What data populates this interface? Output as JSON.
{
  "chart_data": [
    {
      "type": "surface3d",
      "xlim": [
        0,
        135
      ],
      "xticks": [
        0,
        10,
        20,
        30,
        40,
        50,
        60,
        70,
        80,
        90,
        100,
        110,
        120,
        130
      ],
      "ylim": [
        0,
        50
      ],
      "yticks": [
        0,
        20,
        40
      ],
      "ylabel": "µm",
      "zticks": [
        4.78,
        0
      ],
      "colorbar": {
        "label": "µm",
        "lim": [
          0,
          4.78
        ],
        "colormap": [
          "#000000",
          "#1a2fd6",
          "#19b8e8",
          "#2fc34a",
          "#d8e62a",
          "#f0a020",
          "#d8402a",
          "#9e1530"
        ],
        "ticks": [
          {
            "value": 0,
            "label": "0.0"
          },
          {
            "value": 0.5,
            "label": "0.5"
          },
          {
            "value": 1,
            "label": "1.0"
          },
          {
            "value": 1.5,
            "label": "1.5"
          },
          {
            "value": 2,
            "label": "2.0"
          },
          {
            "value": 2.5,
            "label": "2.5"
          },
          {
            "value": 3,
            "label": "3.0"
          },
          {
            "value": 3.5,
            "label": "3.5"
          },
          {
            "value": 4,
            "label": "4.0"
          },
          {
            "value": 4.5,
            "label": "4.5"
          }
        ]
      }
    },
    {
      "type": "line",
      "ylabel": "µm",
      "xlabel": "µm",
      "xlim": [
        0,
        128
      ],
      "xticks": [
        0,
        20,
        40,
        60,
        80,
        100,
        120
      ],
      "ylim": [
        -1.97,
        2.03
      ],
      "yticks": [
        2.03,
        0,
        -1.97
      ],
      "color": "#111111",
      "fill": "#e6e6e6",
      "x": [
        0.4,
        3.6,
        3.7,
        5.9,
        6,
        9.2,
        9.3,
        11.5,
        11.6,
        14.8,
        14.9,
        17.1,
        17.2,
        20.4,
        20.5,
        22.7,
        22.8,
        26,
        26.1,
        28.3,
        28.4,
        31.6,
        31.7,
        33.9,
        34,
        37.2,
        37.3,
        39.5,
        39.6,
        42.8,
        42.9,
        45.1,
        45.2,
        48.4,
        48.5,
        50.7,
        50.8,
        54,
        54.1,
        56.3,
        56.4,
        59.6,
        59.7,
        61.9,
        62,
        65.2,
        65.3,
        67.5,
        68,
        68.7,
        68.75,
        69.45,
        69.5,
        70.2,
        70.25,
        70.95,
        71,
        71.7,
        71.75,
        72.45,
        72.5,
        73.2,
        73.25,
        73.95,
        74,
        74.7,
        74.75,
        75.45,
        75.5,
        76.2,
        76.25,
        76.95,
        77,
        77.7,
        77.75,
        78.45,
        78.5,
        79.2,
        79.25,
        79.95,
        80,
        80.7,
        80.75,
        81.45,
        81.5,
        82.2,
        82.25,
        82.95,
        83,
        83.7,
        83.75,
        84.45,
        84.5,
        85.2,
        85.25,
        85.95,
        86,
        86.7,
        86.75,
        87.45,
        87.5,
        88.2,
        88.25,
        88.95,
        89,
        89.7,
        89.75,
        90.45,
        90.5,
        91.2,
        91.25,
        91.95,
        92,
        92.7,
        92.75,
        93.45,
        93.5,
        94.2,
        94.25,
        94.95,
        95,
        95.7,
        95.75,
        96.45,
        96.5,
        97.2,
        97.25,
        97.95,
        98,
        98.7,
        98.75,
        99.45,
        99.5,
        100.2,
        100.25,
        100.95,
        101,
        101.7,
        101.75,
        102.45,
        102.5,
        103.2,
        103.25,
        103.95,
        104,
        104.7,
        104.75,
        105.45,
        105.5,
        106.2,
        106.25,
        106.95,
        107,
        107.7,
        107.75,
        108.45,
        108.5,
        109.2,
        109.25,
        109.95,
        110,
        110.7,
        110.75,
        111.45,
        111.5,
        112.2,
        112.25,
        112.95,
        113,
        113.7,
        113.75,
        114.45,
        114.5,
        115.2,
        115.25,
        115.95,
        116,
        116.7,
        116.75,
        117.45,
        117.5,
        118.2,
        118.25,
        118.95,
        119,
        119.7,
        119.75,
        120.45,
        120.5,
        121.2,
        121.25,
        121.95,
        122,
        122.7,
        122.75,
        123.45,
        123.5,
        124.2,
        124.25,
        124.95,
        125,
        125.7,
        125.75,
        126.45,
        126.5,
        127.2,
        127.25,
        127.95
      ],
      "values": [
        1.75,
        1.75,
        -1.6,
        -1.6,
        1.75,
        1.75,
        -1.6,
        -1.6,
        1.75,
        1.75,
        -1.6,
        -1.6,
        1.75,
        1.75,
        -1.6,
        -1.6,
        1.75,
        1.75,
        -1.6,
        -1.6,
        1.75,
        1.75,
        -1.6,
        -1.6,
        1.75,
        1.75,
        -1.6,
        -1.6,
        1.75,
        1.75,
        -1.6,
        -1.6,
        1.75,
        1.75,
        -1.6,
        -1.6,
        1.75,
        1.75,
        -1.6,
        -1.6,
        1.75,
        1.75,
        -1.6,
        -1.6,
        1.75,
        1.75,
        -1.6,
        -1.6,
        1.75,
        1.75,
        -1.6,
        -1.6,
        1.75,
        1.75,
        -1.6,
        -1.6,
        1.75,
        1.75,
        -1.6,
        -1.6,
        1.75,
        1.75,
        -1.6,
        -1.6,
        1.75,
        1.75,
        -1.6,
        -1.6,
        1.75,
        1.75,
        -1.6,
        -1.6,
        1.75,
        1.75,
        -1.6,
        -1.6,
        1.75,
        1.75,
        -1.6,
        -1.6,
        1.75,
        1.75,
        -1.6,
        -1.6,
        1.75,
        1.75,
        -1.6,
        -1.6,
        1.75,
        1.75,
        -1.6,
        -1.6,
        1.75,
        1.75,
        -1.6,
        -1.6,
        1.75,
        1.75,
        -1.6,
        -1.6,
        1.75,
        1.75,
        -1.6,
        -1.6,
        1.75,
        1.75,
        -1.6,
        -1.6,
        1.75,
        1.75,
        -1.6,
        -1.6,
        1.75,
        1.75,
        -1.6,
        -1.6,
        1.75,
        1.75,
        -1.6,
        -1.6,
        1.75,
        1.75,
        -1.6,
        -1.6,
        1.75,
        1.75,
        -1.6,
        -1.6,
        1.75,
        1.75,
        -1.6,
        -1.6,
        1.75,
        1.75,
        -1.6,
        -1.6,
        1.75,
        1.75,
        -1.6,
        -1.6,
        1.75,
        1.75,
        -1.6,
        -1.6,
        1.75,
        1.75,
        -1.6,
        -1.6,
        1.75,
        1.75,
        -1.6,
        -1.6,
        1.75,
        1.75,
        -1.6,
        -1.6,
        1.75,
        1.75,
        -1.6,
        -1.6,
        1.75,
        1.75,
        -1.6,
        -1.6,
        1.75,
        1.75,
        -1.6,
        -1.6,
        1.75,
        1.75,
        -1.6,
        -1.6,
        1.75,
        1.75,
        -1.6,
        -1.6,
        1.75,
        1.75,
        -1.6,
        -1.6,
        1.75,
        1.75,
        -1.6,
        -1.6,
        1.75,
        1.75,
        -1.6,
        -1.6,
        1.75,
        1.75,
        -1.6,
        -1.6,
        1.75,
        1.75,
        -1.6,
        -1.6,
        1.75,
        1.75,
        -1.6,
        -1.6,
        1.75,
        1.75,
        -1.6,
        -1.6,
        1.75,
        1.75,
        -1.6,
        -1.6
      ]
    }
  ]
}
_ _ _
▶ **WHAT THE TASK REQUIRES**: Write out the material from the first line to the last, exactly.

▶ **SOLUTION**:
What data populates this interface? Output as JSON.
{
  "chart_data": [
    {
      "type": "surface3d",
      "xlim": [
        0,
        135
      ],
      "xticks": [
        0,
        10,
        20,
        30,
        40,
        50,
        60,
        70,
        80,
        90,
        100,
        110,
        120,
        130
      ],
      "ylim": [
        0,
        50
      ],
      "yticks": [
        0,
        20,
        40
      ],
      "ylabel": "µm",
      "zticks": [
        4.78,
        0
      ],
      "colorbar": {
        "label": "µm",
        "lim": [
          0,
          4.78
        ],
        "colormap": [
          "#000000",
          "#1a2fd6",
          "#19b8e8",
          "#2fc34a",
          "#d8e62a",
          "#f0a020",
          "#d8402a",
          "#9e1530"
        ],
        "ticks": [
          {
            "value": 0,
            "label": "0.0"
          },
          {
            "value": 0.5,
            "label": "0.5"
          },
          {
            "value": 1,
            "label": "1.0"
          },
          {
            "value": 1.5,
            "label": "1.5"
          },
          {
            "value": 2,
            "label": "2.0"
          },
          {
            "value": 2.5,
            "label": "2.5"
          },
          {
            "value": 3,
            "label": "3.0"
          },
          {
            "value": 3.5,
            "label": "3.5"
          },
          {
            "value": 4,
            "label": "4.0"
          },
          {
            "value": 4.5,
            "label": "4.5"
          }
        ]
      }
    },
    {
      "type": "line",
      "ylabel": "µm",
      "xlabel": "µm",
      "xlim": [
        0,
        128
      ],
      "xticks": [
        0,
        20,
        40,
        60,
        80,
        100,
        120
      ],
      "ylim": [
        -1.97,
        2.03
      ],
      "yticks": [
        2.03,
        0,
        -1.97
      ],
      "color": "#111111",
      "fill": "#e6e6e6",
      "x": [
        0.4,
        3.6,
        3.7,
        5.9,
        6,
        9.2,
        9.3,
        11.5,
        11.6,
        14.8,
        14.9,
        17.1,
        17.2,
        20.4,
        20.5,
        22.7,
        22.8,
        26,
        26.1,
        28.3,
        28.4,
        31.6,
        31.7,
        33.9,
        34,
        37.2,
        37.3,
        39.5,
        39.6,
        42.8,
        42.9,
        45.1,
        45.2,
        48.4,
        48.5,
        50.7,
        50.8,
        54,
        54.1,
        56.3,
        56.4,
        59.6,
        59.7,
        61.9,
        62,
        65.2,
        65.3,
        67.5,
        68,
        68.7,
        68.75,
        69.45,
        69.5,
        70.2,
        70.25,
        70.95,
        71,
        71.7,
        71.75,
        72.45,
        72.5,
        73.2,
        73.25,
        73.95,
        74,
        74.7,
        74.75,
        75.45,
        75.5,
        76.2,
        76.25,
        76.95,
        77,
        77.7,
        77.75,
        78.45,
        78.5,
        79.2,
        79.25,
        79.95,
        80,
        80.7,
        80.75,
        81.45,
        81.5,
        82.2,
        82.25,
        82.95,
        83,
        83.7,
        83.75,
        84.45,
        84.5,
        85.2,
        85.25,
        85.95,
        86,
        86.7,
        86.75,
        87.45,
        87.5,
        88.2,
        88.25,
        88.95,
        89,
        89.7,
        89.75,
        90.45,
        90.5,
        91.2,
        91.25,
        91.95,
        92,
        92.7,
        92.75,
        93.45,
        93.5,
        94.2,
        94.25,
        94.95,
        95,
        95.7,
        95.75,
        96.45,
        96.5,
        97.2,
        97.25,
        97.95,
        98,
        98.7,
        98.75,
        99.45,
        99.5,
        100.2,
        100.25,
        100.95,
        101,
        101.7,
        101.75,
        102.45,
        102.5,
        103.2,
        103.25,
        103.95,
        104,
        104.7,
        104.75,
        105.45,
        105.5,
        106.2,
        106.25,
        106.95,
        107,
        107.7,
        107.75,
        108.45,
        108.5,
        109.2,
        109.25,
        109.95,
        110,
        110.7,
        110.75,
        111.45,
        111.5,
        112.2,
        112.25,
        112.95,
        113,
        113.7,
        113.75,
        114.45,
        114.5,
        115.2,
        115.25,
        115.95,
        116,
        116.7,
        116.75,
        117.45,
        117.5,
        118.2,
        118.25,
        118.95,
        119,
        119.7,
        119.75,
        120.45,
        120.5,
        121.2,
        121.25,
        121.95,
        122,
        122.7,
        122.75,
        123.45,
        123.5,
        124.2,
        124.25,
        124.95,
        125,
        125.7,
        125.75,
        126.45,
        126.5,
        127.2,
        127.25,
        127.95
      ],
      "values": [
        1.75,
        1.75,
        -1.6,
        -1.6,
        1.75,
        1.75,
        -1.6,
        -1.6,
        1.75,
        1.75,
        -1.6,
        -1.6,
        1.75,
        1.75,
        -1.6,
        -1.6,
        1.75,
        1.75,
        -1.6,
        -1.6,
        1.75,
        1.75,
        -1.6,
        -1.6,
        1.75,
        1.75,
        -1.6,
        -1.6,
        1.75,
        1.75,
        -1.6,
        -1.6,
        1.75,
        1.75,
        -1.6,
        -1.6,
        1.75,
        1.75,
        -1.6,
        -1.6,
        1.75,
        1.75,
        -1.6,
        -1.6,
        1.75,
        1.75,
        -1.6,
        -1.6,
        1.75,
        1.75,
        -1.6,
        -1.6,
        1.75,
        1.75,
        -1.6,
        -1.6,
        1.75,
        1.75,
        -1.6,
        -1.6,
        1.75,
        1.75,
        -1.6,
        -1.6,
        1.75,
        1.75,
        -1.6,
        -1.6,
        1.75,
        1.75,
        -1.6,
        -1.6,
        1.75,
        1.75,
        -1.6,
        -1.6,
        1.75,
        1.75,
        -1.6,
        -1.6,
        1.75,
        1.75,
        -1.6,
        -1.6,
        1.75,
        1.75,
        -1.6,
        -1.6,
        1.75,
        1.75,
        -1.6,
        -1.6,
        1.75,
        1.75,
        -1.6,
        -1.6,
        1.75,
        1.75,
        -1.6,
        -1.6,
        1.75,
        1.75,
        -1.6,
        -1.6,
        1.75,
        1.75,
        -1.6,
        -1.6,
        1.75,
        1.75,
        -1.6,
        -1.6,
        1.75,
        1.75,
        -1.6,
        -1.6,
        1.75,
        1.75,
        -1.6,
        -1.6,
        1.75,
        1.75,
        -1.6,
        -1.6,
        1.75,
        1.75,
        -1.6,
        -1.6,
        1.75,
        1.75,
        -1.6,
        -1.6,
        1.75,
        1.75,
        -1.6,
        -1.6,
        1.75,
        1.75,
        -1.6,
        -1.6,
        1.75,
        1.75,
        -1.6,
        -1.6,
        1.75,
        1.75,
        -1.6,
        -1.6,
        1.75,
        1.75,
        -1.6,
        -1.6,
        1.75,
        1.75,
        -1.6,
        -1.6,
        1.75,
        1.75,
        -1.6,
        -1.6,
        1.75,
        1.75,
        -1.6,
        -1.6,
        1.75,
        1.75,
        -1.6,
        -1.6,
        1.75,
        1.75,
        -1.6,
        -1.6,
        1.75,
        1.75,
        -1.6,
        -1.6,
        1.75,
        1.75,
        -1.6,
        -1.6,
        1.75,
        1.75,
        -1.6,
        -1.6,
        1.75,
        1.75,
        -1.6,
        -1.6,
        1.75,
        1.75,
        -1.6,
        -1.6,
        1.75,
        1.75,
        -1.6,
        -1.6,
        1.75,
        1.75,
        -1.6,
        -1.6,
        1.75,
        1.75,
        -1.6,
        -1.6,
        1.75,
        1.75,
        -1.6,
        -1.6
      ]
    }
  ]
}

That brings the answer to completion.